#### [Data section]
■ ■ ■ ■ ■

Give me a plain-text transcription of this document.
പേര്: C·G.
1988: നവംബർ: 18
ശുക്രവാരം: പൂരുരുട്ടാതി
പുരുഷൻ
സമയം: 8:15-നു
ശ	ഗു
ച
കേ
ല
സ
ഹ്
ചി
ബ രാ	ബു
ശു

■ ■ ■ ■ ■

#### [What you need to do]
Print the entries exactly. Include every one.

#### [Response]
Give me a plain-text transcription of this document.
പേര്: C·G.
1988: നവംബർ: 18
ശുക്രവാരം: പൂരുരുട്ടാതി
പുരുഷൻ
സമയം: 8:15-നു
ശ	ഗു
ച
കേ
ല
സ
ഹ്
ചി
ബ രാ	ബു
ശു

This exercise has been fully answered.